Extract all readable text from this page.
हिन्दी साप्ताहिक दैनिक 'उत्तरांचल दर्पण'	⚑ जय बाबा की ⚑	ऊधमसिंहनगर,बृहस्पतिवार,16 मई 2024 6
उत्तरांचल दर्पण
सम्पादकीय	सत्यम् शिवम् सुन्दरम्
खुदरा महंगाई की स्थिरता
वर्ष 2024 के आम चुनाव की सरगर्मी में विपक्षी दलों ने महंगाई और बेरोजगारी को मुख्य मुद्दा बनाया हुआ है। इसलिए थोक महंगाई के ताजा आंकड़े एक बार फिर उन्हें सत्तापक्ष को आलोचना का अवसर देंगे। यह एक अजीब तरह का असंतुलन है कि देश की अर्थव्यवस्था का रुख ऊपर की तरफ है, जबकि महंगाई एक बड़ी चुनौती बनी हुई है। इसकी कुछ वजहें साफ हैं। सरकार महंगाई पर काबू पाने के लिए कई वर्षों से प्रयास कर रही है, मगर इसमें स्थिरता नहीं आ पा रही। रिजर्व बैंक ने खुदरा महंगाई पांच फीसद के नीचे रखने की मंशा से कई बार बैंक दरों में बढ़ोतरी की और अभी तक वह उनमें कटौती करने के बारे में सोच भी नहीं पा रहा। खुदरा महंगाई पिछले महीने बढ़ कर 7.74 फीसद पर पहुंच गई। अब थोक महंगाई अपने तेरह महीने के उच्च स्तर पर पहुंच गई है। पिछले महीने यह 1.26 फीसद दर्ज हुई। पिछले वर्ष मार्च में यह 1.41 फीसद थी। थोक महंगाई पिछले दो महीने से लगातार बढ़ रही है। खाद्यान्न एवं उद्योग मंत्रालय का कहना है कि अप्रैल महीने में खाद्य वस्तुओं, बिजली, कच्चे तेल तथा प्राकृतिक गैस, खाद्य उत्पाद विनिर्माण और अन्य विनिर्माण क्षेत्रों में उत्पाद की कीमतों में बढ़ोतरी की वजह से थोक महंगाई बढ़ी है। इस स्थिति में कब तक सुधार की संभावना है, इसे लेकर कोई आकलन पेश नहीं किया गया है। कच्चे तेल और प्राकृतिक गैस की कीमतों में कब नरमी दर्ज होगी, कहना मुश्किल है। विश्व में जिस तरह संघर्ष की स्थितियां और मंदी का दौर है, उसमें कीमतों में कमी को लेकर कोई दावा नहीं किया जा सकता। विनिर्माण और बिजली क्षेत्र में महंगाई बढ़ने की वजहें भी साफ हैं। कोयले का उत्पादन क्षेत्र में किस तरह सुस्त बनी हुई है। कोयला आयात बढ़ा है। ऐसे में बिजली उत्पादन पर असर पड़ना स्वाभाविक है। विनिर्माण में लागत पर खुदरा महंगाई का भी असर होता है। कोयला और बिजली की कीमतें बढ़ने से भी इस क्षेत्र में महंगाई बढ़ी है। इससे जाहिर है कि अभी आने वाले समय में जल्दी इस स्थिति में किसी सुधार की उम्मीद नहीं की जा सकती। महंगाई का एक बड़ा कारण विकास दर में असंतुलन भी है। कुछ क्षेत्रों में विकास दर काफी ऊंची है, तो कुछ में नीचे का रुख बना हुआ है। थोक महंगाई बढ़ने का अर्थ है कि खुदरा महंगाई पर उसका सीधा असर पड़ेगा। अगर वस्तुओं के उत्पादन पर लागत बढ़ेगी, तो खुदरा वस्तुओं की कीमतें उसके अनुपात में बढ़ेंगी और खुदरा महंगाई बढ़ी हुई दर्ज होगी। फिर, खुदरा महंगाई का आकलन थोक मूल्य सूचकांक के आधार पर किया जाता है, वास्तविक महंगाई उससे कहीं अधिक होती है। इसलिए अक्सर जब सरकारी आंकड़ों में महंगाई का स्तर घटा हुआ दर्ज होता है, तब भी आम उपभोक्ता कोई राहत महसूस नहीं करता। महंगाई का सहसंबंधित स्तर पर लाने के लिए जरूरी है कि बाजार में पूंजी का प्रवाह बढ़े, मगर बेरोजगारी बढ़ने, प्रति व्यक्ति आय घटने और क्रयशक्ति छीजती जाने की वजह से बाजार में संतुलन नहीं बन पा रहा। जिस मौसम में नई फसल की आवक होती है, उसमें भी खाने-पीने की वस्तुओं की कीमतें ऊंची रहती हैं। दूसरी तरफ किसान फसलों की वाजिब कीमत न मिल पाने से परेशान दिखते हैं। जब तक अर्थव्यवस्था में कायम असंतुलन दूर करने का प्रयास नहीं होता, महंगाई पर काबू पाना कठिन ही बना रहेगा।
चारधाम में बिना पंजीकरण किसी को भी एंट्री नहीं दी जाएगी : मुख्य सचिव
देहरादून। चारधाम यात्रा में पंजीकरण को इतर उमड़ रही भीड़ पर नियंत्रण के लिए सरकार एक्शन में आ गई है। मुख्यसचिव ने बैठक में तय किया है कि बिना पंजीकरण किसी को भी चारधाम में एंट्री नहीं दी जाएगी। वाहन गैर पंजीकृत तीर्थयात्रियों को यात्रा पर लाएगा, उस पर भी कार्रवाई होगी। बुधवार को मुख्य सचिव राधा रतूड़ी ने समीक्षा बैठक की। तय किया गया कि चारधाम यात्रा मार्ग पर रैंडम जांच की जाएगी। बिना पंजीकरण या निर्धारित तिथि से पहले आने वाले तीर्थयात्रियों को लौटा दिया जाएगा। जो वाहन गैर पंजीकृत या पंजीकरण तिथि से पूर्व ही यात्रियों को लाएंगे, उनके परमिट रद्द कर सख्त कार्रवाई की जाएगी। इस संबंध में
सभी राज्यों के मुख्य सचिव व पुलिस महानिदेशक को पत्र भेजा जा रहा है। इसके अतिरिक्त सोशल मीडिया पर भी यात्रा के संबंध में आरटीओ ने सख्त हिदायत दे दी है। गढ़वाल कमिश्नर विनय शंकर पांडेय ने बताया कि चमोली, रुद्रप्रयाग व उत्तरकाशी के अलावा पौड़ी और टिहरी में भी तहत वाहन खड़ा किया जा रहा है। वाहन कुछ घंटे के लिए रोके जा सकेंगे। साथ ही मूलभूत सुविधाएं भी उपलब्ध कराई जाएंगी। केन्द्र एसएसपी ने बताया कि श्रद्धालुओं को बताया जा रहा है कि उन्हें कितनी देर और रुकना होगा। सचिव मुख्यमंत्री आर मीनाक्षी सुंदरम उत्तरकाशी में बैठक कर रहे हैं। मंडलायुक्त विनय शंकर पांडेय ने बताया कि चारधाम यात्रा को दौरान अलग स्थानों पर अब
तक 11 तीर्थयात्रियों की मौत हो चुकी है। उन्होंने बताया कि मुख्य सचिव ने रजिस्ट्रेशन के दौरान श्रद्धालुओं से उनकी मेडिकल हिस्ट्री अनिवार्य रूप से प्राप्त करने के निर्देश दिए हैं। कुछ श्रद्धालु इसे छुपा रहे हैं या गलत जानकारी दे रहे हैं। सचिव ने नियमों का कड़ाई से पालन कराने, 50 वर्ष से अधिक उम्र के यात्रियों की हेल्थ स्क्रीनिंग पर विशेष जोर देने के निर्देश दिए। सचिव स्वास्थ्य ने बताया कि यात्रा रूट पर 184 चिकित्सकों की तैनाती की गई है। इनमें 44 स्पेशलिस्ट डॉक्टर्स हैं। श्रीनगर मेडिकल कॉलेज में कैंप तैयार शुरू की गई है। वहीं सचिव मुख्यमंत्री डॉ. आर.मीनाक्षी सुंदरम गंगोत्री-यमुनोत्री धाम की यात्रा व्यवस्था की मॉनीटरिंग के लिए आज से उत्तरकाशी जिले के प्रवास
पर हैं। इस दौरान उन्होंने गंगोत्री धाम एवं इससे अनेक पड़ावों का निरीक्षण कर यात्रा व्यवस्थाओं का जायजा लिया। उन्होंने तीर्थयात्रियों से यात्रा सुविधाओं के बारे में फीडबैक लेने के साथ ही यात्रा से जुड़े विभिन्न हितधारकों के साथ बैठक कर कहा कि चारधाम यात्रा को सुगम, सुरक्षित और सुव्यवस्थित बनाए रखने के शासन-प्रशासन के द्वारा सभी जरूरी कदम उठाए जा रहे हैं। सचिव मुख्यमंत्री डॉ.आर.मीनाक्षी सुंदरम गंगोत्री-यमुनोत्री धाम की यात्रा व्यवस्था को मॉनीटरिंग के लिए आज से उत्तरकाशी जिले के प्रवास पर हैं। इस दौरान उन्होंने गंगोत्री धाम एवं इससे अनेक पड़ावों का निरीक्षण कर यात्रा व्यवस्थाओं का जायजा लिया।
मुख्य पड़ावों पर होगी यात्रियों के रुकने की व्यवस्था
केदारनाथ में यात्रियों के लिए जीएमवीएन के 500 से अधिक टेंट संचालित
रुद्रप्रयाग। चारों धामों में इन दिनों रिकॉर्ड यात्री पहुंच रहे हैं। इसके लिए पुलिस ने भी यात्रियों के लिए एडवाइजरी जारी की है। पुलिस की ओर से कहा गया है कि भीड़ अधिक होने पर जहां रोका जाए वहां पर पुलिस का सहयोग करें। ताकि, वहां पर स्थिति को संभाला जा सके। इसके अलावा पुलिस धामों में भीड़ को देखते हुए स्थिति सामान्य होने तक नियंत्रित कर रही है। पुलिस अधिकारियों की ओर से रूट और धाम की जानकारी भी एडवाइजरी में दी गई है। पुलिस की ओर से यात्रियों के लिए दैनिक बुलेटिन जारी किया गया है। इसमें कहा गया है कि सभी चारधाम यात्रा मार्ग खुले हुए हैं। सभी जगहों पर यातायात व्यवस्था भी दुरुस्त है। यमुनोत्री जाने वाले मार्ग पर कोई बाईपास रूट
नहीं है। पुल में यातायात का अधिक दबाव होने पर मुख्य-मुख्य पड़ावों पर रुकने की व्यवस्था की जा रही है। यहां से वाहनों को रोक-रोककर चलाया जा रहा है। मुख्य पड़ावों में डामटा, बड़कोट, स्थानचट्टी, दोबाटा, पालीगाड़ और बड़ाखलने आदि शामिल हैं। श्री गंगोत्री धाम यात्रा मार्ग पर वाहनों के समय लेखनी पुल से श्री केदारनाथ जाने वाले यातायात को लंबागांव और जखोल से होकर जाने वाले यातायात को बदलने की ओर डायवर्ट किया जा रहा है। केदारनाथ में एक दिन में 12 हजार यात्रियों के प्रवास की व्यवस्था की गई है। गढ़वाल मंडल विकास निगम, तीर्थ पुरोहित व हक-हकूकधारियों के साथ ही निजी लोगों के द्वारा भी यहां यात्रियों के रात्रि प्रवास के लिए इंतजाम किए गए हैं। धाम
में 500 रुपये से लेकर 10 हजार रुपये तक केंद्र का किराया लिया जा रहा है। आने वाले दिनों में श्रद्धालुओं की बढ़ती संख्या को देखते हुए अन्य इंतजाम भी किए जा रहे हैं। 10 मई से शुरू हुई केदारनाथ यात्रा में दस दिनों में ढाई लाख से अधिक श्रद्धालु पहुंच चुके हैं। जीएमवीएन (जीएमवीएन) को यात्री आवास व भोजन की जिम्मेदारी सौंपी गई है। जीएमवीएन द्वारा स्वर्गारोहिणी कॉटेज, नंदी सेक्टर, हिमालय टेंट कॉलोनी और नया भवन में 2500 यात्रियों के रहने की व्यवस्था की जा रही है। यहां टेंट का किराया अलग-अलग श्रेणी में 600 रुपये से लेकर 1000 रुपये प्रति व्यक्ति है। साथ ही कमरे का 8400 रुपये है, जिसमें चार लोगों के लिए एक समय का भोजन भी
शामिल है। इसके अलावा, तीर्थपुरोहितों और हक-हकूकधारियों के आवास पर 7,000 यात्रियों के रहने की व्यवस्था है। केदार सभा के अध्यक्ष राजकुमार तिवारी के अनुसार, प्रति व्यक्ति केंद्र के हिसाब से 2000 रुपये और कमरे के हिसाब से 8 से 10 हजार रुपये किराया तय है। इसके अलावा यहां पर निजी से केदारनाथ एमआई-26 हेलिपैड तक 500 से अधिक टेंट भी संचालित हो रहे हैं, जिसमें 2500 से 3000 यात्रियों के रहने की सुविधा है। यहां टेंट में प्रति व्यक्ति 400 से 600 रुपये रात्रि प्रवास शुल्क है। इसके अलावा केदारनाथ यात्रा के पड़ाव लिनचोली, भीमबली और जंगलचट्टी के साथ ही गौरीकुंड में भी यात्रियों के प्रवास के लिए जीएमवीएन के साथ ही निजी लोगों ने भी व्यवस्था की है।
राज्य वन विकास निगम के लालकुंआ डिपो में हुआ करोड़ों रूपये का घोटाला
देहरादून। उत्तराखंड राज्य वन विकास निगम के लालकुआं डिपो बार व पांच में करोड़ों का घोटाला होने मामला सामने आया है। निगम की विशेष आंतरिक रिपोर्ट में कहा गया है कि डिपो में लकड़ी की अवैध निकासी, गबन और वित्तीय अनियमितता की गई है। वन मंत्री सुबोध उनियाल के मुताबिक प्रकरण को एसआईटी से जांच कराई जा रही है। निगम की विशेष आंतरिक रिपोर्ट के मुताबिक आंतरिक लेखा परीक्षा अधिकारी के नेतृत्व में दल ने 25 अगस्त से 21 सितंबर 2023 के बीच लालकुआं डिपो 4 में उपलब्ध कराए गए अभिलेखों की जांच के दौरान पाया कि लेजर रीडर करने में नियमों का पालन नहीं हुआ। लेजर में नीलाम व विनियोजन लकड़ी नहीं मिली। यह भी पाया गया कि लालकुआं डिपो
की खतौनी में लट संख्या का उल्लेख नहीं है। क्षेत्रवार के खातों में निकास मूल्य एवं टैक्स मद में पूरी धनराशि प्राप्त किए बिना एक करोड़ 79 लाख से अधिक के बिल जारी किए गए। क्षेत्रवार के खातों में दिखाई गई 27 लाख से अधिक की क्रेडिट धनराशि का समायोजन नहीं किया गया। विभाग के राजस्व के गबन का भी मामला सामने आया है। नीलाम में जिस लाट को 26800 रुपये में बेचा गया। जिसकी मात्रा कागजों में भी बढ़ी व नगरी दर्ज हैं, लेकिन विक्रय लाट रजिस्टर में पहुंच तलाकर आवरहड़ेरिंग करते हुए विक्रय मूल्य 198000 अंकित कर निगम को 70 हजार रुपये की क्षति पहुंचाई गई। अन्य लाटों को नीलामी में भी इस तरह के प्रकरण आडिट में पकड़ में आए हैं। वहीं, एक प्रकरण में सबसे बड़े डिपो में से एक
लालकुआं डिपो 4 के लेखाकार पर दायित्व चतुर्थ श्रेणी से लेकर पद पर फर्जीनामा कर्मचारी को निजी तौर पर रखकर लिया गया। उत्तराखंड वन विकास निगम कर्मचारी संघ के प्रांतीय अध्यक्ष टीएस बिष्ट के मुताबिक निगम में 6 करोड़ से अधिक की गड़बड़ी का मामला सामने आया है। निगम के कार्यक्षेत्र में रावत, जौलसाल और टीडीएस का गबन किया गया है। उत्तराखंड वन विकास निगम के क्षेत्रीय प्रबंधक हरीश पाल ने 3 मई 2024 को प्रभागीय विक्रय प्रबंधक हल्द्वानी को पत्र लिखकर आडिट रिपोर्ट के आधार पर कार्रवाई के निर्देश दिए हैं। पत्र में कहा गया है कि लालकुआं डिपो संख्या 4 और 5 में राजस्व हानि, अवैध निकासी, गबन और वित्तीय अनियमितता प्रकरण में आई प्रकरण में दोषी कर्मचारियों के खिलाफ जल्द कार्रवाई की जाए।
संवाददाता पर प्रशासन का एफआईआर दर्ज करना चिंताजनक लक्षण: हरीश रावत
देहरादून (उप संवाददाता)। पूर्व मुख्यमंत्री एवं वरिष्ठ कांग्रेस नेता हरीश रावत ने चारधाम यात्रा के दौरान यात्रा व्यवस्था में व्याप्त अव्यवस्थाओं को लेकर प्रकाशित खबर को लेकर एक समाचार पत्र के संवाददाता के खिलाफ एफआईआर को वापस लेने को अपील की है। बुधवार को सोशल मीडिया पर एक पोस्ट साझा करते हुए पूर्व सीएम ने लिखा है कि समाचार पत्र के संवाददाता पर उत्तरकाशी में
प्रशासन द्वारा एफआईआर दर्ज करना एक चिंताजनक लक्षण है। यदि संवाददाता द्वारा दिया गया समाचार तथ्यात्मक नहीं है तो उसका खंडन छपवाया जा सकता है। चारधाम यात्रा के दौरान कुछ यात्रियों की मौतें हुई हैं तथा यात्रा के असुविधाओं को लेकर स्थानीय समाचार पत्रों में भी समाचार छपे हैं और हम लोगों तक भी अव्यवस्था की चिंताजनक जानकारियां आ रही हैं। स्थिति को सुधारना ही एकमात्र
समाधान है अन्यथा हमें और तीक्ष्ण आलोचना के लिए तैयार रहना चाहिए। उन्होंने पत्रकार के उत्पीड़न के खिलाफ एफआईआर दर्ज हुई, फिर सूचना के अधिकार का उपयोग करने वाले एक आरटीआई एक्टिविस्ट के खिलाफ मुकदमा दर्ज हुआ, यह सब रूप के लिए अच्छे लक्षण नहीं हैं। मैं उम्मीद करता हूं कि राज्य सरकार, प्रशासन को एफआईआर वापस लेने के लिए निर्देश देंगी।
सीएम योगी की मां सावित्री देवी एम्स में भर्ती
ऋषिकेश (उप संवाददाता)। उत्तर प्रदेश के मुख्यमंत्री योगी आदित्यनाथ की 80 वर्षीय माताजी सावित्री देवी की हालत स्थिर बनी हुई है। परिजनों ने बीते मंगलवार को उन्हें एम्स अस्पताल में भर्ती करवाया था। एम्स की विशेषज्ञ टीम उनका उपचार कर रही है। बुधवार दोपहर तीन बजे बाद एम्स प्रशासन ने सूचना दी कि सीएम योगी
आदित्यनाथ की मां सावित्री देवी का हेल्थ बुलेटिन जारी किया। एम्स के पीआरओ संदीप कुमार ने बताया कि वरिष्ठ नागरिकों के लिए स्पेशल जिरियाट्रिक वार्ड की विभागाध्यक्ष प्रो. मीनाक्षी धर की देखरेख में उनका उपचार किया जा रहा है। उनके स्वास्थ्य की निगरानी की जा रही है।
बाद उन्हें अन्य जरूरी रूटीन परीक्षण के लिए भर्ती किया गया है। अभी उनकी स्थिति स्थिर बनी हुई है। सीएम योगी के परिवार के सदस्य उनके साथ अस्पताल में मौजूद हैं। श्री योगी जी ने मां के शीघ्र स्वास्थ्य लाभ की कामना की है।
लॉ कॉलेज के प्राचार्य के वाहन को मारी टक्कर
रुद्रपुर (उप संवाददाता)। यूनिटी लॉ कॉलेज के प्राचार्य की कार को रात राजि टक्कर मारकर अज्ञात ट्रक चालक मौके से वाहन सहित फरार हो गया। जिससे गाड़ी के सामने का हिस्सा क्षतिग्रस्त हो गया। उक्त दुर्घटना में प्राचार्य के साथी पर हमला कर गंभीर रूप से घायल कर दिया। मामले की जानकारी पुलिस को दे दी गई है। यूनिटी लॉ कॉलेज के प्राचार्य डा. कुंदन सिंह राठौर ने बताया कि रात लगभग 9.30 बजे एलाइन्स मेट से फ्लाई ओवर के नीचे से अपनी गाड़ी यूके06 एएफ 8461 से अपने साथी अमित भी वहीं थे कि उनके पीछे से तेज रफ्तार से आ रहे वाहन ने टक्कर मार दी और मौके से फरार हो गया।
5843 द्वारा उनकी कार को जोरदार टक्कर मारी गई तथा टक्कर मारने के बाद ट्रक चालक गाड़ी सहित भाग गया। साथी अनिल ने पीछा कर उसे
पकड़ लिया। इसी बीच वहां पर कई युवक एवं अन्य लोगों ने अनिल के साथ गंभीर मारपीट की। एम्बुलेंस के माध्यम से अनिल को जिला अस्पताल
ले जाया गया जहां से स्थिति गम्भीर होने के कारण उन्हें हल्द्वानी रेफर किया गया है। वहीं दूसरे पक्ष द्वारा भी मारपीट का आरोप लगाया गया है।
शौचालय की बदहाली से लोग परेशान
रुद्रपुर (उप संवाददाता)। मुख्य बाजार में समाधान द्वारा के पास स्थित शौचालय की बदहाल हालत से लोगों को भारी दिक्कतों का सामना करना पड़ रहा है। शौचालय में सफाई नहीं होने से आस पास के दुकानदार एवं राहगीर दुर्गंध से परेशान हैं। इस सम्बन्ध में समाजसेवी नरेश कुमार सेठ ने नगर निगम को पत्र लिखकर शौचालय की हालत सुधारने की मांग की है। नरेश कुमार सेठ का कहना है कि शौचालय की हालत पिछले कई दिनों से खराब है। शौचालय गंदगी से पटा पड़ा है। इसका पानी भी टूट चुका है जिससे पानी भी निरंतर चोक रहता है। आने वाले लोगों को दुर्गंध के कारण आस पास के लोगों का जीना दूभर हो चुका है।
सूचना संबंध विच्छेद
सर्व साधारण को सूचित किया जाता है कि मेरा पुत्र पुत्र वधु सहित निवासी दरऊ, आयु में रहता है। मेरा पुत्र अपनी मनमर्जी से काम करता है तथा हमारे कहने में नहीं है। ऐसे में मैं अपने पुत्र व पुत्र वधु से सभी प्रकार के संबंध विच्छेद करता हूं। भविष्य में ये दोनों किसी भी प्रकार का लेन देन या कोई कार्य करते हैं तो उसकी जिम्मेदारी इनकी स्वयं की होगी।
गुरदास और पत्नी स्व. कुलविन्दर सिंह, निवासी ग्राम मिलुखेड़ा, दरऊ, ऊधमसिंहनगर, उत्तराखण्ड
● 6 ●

○ ○ ○ ○ ○ ○ ○

Determine the count of lines in the data above with the string "ऊधमस" in them, and give that count alone.

2